Retype each entry below, keeping every character the same.
· · · · · · ·
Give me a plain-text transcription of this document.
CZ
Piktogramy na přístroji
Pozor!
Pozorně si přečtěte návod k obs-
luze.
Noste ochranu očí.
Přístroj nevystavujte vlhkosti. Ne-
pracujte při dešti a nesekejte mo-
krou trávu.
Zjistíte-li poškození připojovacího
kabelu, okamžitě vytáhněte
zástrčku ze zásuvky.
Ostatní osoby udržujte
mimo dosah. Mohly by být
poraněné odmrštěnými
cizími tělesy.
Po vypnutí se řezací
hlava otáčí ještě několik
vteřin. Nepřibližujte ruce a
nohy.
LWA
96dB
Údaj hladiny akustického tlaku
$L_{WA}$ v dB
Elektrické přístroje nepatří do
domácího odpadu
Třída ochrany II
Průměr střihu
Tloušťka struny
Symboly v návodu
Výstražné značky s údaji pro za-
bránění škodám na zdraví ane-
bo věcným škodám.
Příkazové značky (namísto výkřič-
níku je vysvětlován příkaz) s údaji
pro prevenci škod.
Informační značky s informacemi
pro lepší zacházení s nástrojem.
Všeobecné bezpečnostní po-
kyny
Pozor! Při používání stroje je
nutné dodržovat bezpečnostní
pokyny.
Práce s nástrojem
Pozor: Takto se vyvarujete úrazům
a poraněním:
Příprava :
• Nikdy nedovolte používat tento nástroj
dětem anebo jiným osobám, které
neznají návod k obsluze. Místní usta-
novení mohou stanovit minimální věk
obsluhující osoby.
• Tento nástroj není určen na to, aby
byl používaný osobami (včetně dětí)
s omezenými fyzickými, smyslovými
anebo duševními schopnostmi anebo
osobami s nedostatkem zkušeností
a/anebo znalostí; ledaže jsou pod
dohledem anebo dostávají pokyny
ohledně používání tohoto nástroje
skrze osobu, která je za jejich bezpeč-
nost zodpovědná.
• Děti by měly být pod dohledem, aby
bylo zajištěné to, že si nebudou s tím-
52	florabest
· · · · · · ·
## Task result
Give me a plain-text transcription of this document.
CZ
Piktogramy na přístroji
Pozor!
Pozorně si přečtěte návod k obs-
luze.
Noste ochranu očí.
Přístroj nevystavujte vlhkosti. Ne-
pracujte při dešti a nesekejte mo-
krou trávu.
Zjistíte-li poškození připojovacího
kabelu, okamžitě vytáhněte
zástrčku ze zásuvky.
Ostatní osoby udržujte
mimo dosah. Mohly by být
poraněné odmrštěnými
cizími tělesy.
Po vypnutí se řezací
hlava otáčí ještě několik
vteřin. Nepřibližujte ruce a
nohy.
LWA
96dB
Údaj hladiny akustického tlaku
$L_{WA}$ v dB
Elektrické přístroje nepatří do
domácího odpadu
Třída ochrany II
Průměr střihu
Tloušťka struny
Symboly v návodu
Výstražné značky s údaji pro za-
bránění škodám na zdraví ane-
bo věcným škodám.
Příkazové značky (namísto výkřič-
níku je vysvětlován příkaz) s údaji
pro prevenci škod.
Informační značky s informacemi
pro lepší zacházení s nástrojem.
Všeobecné bezpečnostní po-
kyny
Pozor! Při používání stroje je
nutné dodržovat bezpečnostní
pokyny.
Práce s nástrojem
Pozor: Takto se vyvarujete úrazům
a poraněním:
Příprava :
• Nikdy nedovolte používat tento nástroj
dětem anebo jiným osobám, které
neznají návod k obsluze. Místní usta-
novení mohou stanovit minimální věk
obsluhující osoby.
• Tento nástroj není určen na to, aby
byl používaný osobami (včetně dětí)
s omezenými fyzickými, smyslovými
anebo duševními schopnostmi anebo
osobami s nedostatkem zkušeností
a/anebo znalostí; ledaže jsou pod
dohledem anebo dostávají pokyny
ohledně používání tohoto nástroje
skrze osobu, která je za jejich bezpeč-
nost zodpovědná.
• Děti by měly být pod dohledem, aby
bylo zajištěné to, že si nebudou s tím-
52	florabest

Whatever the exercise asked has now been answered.